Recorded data
* * * * *

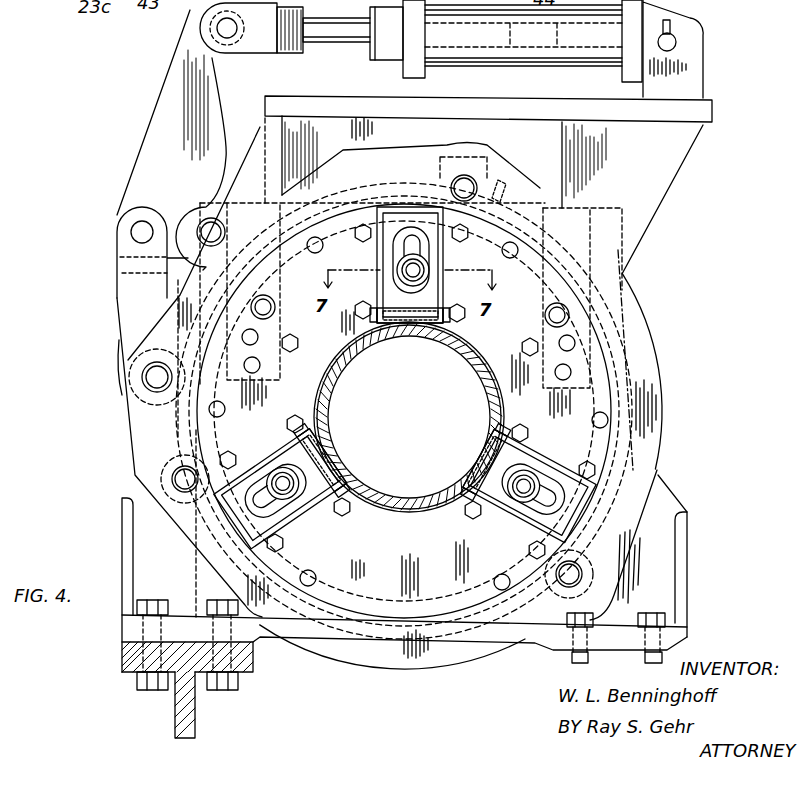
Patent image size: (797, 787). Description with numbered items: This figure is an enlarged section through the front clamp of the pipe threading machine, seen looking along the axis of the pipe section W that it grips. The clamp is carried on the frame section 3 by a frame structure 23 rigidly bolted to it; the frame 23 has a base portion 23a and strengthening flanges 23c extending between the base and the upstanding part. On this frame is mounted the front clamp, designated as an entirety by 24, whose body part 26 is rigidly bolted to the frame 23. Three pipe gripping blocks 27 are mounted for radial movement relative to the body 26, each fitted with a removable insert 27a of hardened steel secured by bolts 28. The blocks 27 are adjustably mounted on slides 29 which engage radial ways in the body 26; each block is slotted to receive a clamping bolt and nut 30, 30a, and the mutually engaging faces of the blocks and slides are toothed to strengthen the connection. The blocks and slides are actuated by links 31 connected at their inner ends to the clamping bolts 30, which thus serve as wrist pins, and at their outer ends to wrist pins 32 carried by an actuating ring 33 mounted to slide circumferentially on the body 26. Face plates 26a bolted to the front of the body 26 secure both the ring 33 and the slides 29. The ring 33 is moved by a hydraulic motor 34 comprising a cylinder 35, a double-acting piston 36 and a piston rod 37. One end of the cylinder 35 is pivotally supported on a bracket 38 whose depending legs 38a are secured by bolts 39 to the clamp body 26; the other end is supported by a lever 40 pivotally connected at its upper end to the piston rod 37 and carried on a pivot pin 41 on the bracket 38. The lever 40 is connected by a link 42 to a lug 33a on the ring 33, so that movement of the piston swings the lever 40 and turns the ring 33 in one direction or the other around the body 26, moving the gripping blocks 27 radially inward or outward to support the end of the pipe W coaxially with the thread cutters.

The frame section 3 is at (175, 716).
The frame structure 23 is at (663, 478).
The base portion 23a is at (315, 612).
The strengthening flanges 23c is at (716, 542).
The front clamp 24 is at (672, 260).
The body part 26 is at (640, 400).
The face plates 26a is at (383, 680).
The pipe gripping blocks 27 is at (432, 295).
The removable inserts 27a is at (535, 441).
The bolts 28 is at (446, 322).
The slides 29 is at (400, 155).
The clamping bolt 30 is at (390, 267).
The nut 30a is at (428, 268).
The links 31 is at (508, 188).
The wrist pins 32 is at (466, 185).
The actuating ring 33 is at (158, 330).
The lug 33a is at (122, 432).
The hydraulic motor 34 is at (390, 62).
The cylinder 35 is at (478, 60).
The double-acting piston 36 is at (566, 48).
The piston rod 37 is at (330, 42).
The bracket 38 is at (668, 157).
The depending legs 38a is at (278, 364).
The bolts 39 is at (258, 335).
The lever 40 is at (160, 127).
The pivot pin 41 is at (205, 228).
The link 42 is at (130, 295).
The pipe section W is at (338, 372).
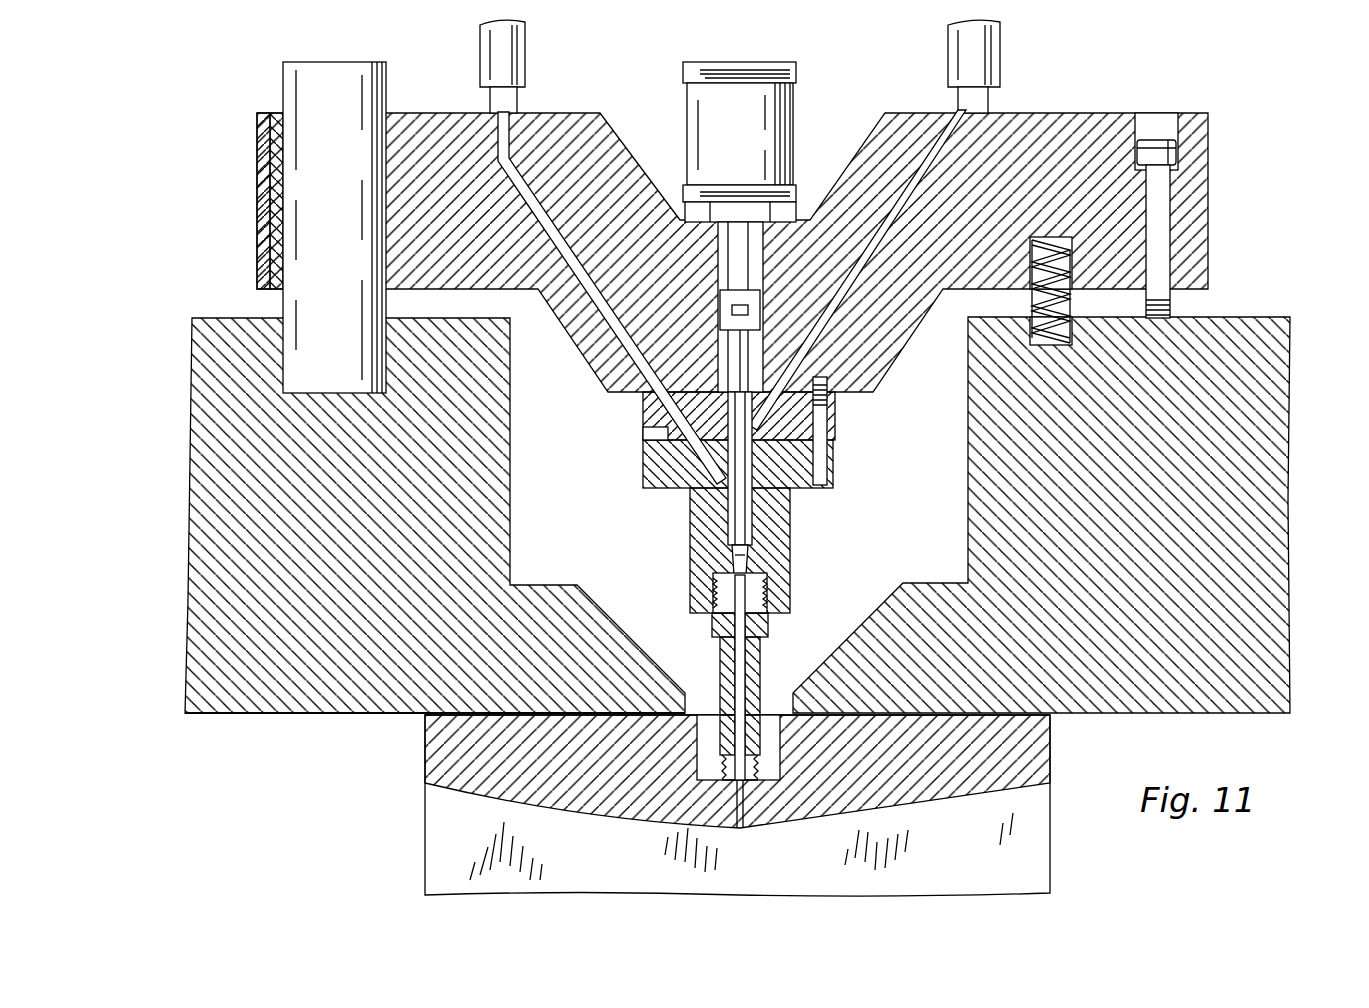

* * * * *

■ SET PROBLEM: Return every one of the rows above word for word, leaving the pictures out.

■ RESULT OF THE TASK:
Patent image size: (797, 787). Description with numbered items: This figure is an enlarged section through the front clamp of the pipe threading machine, seen looking along the axis of the pipe section W that it grips. The clamp is carried on the frame section 3 by a frame structure 23 rigidly bolted to it; the frame 23 has a base portion 23a and strengthening flanges 23c extending between the base and the upstanding part. On this frame is mounted the front clamp, designated as an entirety by 24, whose body part 26 is rigidly bolted to the frame 23. Three pipe gripping blocks 27 are mounted for radial movement relative to the body 26, each fitted with a removable insert 27a of hardened steel secured by bolts 28. The blocks 27 are adjustably mounted on slides 29 which engage radial ways in the body 26; each block is slotted to receive a clamping bolt and nut 30, 30a, and the mutually engaging faces of the blocks and slides are toothed to strengthen the connection. The blocks and slides are actuated by links 31 connected at their inner ends to the clamping bolts 30, which thus serve as wrist pins, and at their outer ends to wrist pins 32 carried by an actuating ring 33 mounted to slide circumferentially on the body 26. Face plates 26a bolted to the front of the body 26 secure both the ring 33 and the slides 29. The ring 33 is moved by a hydraulic motor 34 comprising a cylinder 35, a double-acting piston 36 and a piston rod 37. One end of the cylinder 35 is pivotally supported on a bracket 38 whose depending legs 38a are secured by bolts 39 to the clamp body 26; the other end is supported by a lever 40 pivotally connected at its upper end to the piston rod 37 and carried on a pivot pin 41 on the bracket 38. The lever 40 is connected by a link 42 to a lug 33a on the ring 33, so that movement of the piston swings the lever 40 and turns the ring 33 in one direction or the other around the body 26, moving the gripping blocks 27 radially inward or outward to support the end of the pipe W coaxially with the thread cutters.

The frame section 3 is at (175, 716).
The frame structure 23 is at (663, 478).
The base portion 23a is at (315, 612).
The strengthening flanges 23c is at (716, 542).
The front clamp 24 is at (672, 260).
The body part 26 is at (640, 400).
The face plates 26a is at (383, 680).
The pipe gripping blocks 27 is at (432, 295).
The removable inserts 27a is at (535, 441).
The bolts 28 is at (446, 322).
The slides 29 is at (400, 155).
The clamping bolt 30 is at (390, 267).
The nut 30a is at (428, 268).
The links 31 is at (508, 188).
The wrist pins 32 is at (466, 185).
The actuating ring 33 is at (158, 330).
The lug 33a is at (122, 432).
The hydraulic motor 34 is at (390, 62).
The cylinder 35 is at (478, 60).
The double-acting piston 36 is at (566, 48).
The piston rod 37 is at (330, 42).
The bracket 38 is at (668, 157).
The depending legs 38a is at (278, 364).
The bolts 39 is at (258, 335).
The lever 40 is at (160, 127).
The pivot pin 41 is at (205, 228).
The link 42 is at (130, 295).
The pipe section W is at (338, 372).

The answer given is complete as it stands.